Scan the records for the word "PatientDOB". Copy each line that includes it.

** begin DATA LISTING **

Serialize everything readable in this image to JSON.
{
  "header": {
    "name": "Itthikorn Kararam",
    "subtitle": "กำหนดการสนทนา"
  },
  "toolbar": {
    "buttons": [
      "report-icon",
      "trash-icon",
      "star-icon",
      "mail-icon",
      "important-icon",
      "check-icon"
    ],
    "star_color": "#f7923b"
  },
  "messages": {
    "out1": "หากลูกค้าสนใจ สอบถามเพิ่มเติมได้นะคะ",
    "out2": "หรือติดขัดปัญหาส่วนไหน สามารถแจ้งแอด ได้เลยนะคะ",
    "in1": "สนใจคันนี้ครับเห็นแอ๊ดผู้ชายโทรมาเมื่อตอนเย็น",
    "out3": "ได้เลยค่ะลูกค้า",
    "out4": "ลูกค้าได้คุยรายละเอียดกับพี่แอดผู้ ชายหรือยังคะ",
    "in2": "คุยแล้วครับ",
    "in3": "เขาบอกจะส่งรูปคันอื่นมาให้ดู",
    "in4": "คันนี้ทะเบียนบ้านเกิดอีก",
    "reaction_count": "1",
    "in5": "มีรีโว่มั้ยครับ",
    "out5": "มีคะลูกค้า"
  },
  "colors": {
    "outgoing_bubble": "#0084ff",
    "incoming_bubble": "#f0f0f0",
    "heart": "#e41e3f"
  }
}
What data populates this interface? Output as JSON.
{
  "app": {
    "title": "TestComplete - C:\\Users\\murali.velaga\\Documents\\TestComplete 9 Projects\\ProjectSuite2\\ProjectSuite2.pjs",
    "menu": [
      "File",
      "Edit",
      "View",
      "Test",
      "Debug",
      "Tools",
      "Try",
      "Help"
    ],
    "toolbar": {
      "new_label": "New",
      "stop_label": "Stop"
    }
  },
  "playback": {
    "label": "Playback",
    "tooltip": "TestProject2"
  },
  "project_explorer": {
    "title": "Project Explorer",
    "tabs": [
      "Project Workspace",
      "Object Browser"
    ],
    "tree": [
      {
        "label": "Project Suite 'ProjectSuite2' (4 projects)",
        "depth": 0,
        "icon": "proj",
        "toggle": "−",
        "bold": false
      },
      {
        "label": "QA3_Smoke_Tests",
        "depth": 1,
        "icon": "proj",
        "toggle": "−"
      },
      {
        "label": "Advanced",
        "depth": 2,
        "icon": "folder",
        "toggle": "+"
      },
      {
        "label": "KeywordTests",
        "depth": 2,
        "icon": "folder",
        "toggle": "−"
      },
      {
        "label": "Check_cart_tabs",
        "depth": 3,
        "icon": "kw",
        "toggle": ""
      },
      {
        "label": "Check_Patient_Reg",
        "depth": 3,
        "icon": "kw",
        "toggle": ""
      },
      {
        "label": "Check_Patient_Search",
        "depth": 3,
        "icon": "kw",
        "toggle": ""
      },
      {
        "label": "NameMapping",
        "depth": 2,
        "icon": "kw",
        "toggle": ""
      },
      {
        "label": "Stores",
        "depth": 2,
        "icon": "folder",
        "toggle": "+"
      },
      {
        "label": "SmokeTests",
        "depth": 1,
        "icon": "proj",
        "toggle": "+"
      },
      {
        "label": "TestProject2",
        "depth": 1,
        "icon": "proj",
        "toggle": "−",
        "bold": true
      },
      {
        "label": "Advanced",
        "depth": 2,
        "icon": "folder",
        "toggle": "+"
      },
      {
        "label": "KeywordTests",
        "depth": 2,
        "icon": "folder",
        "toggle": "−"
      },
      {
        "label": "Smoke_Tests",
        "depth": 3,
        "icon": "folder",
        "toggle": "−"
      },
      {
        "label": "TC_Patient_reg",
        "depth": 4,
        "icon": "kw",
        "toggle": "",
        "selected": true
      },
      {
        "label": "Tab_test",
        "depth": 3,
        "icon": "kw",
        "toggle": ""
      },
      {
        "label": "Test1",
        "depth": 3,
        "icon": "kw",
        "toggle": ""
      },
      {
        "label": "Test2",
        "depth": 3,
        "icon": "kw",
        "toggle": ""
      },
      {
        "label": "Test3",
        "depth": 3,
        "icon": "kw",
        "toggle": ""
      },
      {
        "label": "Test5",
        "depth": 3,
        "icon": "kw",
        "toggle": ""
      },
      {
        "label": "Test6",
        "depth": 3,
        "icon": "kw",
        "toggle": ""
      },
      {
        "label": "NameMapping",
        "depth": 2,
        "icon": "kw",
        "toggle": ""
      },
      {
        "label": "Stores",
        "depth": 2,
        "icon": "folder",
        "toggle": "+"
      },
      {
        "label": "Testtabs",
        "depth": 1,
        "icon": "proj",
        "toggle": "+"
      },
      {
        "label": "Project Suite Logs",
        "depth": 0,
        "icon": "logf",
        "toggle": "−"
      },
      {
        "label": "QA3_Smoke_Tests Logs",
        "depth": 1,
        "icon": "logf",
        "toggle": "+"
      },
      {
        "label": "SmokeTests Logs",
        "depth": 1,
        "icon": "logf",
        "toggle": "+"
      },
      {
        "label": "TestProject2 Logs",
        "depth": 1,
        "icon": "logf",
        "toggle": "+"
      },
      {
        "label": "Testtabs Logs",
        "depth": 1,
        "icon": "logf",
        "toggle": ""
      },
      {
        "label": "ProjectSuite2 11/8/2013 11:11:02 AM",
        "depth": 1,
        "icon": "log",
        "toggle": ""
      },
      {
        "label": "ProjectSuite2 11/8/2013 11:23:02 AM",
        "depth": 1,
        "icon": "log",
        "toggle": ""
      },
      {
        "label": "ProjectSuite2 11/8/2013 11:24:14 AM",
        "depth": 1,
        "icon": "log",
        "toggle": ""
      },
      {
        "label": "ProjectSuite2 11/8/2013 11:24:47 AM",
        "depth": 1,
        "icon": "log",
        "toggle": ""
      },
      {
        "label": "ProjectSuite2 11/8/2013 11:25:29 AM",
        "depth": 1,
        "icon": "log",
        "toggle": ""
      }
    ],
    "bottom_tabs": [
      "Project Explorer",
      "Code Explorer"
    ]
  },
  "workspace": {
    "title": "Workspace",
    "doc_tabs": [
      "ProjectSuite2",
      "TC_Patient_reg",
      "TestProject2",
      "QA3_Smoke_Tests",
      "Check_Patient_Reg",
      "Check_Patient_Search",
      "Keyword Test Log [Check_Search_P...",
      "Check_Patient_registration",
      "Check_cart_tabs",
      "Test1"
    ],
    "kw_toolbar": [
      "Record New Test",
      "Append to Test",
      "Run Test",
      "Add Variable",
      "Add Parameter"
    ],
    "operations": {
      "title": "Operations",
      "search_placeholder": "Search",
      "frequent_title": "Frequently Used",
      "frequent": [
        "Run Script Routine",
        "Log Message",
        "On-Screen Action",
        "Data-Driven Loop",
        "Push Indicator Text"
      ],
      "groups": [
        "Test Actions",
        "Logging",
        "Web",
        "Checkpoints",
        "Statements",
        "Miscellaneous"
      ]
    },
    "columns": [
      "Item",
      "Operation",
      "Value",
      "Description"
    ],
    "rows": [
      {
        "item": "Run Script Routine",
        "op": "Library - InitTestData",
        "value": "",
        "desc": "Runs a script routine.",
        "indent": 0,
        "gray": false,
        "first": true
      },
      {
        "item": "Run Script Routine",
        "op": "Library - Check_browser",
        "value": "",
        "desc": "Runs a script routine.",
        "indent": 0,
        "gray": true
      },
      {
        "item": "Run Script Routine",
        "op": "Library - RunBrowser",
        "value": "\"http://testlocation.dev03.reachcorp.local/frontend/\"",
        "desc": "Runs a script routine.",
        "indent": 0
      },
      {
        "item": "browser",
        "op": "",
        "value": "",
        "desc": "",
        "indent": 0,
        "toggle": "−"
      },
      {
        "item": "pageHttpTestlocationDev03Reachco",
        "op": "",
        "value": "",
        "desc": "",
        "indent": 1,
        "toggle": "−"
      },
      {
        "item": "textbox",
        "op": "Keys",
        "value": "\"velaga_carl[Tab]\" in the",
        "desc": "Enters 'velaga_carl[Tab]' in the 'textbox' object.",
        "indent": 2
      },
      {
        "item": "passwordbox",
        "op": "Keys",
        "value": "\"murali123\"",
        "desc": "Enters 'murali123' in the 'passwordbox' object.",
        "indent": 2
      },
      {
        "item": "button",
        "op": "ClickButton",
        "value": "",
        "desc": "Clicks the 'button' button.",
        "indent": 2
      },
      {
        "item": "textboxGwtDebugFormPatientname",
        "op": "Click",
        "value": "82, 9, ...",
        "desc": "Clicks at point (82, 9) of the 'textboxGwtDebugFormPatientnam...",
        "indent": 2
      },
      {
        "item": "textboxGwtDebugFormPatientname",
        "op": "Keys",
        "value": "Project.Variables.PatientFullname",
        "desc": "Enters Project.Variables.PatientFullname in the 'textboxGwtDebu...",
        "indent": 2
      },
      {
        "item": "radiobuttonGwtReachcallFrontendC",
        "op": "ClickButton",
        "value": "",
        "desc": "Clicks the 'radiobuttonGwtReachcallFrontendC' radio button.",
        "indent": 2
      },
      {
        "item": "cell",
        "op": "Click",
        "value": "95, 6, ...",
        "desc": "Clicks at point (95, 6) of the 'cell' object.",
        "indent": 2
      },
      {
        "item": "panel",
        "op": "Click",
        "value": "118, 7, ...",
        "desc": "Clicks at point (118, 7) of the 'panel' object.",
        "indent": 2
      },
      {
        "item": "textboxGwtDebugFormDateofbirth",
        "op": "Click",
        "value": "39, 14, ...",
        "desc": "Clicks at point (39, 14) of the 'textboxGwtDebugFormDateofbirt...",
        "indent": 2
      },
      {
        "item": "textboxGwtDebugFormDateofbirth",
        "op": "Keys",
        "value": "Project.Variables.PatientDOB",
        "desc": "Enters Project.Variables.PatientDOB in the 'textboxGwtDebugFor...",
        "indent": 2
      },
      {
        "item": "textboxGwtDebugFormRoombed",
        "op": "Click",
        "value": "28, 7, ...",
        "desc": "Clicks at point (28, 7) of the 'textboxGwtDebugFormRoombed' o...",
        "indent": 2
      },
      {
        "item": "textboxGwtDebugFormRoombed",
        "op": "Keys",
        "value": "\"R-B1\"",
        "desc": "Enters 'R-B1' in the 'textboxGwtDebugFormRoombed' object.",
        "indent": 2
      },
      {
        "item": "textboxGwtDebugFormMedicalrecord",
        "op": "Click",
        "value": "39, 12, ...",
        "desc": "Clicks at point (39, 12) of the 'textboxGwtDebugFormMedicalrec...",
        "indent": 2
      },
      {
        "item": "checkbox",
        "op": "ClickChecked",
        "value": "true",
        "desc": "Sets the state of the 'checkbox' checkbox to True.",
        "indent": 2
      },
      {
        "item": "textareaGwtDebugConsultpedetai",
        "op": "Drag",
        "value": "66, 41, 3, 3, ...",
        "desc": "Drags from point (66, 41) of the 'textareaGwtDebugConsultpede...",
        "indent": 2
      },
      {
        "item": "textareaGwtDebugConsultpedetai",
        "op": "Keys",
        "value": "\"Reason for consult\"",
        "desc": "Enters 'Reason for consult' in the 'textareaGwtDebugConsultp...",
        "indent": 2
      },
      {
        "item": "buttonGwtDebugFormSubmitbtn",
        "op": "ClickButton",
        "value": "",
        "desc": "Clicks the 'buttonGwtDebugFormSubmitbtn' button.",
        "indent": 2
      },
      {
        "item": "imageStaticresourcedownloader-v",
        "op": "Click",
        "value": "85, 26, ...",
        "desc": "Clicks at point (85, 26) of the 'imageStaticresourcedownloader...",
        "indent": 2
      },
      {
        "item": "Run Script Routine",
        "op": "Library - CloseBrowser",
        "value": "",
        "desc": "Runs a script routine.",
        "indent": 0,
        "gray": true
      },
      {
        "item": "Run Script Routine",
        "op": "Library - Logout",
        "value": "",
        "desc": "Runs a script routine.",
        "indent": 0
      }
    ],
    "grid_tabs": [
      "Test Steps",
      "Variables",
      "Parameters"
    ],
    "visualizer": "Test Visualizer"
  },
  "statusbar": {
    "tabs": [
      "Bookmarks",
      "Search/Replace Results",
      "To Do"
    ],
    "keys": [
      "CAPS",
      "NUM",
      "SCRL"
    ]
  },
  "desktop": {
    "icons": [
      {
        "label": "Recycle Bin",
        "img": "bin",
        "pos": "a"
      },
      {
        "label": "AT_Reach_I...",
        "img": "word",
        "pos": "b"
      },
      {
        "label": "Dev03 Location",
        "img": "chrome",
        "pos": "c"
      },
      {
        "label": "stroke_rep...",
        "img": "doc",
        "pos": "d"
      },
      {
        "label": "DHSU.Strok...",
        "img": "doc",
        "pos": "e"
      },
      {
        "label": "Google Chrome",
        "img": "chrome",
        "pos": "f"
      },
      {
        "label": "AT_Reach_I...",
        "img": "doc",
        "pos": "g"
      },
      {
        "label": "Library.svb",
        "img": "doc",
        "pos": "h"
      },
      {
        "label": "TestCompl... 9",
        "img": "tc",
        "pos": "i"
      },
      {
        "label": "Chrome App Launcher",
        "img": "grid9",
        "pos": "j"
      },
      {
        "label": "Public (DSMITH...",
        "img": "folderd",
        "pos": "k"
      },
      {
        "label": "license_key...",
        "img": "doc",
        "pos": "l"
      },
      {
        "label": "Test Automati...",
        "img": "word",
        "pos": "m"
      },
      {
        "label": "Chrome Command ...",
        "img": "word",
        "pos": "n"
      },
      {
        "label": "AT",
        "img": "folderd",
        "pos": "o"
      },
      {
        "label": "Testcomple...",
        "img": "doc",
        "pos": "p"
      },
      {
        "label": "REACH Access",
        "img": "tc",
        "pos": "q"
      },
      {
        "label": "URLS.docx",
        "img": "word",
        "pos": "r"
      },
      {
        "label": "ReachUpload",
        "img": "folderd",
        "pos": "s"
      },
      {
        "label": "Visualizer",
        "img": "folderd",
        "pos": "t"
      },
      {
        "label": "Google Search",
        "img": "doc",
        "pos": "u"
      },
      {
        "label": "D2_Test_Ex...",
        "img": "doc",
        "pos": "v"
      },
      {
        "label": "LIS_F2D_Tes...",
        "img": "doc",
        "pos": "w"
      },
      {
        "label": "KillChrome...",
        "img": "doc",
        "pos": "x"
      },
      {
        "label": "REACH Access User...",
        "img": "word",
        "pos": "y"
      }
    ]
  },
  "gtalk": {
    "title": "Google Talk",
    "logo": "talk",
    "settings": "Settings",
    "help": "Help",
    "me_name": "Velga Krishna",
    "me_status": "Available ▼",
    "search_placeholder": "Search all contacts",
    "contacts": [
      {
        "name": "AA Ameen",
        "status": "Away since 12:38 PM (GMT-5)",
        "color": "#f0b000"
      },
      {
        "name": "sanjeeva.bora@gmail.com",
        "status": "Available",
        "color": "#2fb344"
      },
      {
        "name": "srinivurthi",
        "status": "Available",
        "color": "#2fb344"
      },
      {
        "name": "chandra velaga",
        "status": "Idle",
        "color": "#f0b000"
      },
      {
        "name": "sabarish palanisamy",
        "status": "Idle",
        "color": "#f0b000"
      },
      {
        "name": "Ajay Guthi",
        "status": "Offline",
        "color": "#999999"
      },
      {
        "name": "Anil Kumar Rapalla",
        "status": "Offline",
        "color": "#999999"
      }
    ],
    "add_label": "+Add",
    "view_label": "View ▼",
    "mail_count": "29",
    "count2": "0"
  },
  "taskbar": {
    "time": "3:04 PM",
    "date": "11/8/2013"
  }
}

** end DATA LISTING **

▶ **REPLY TO THE TASK**:
        "value": "Project.Variables.PatientDOB",
        "desc": "Enters Project.Variables.PatientDOB in the 'textboxGwtDebugFor...",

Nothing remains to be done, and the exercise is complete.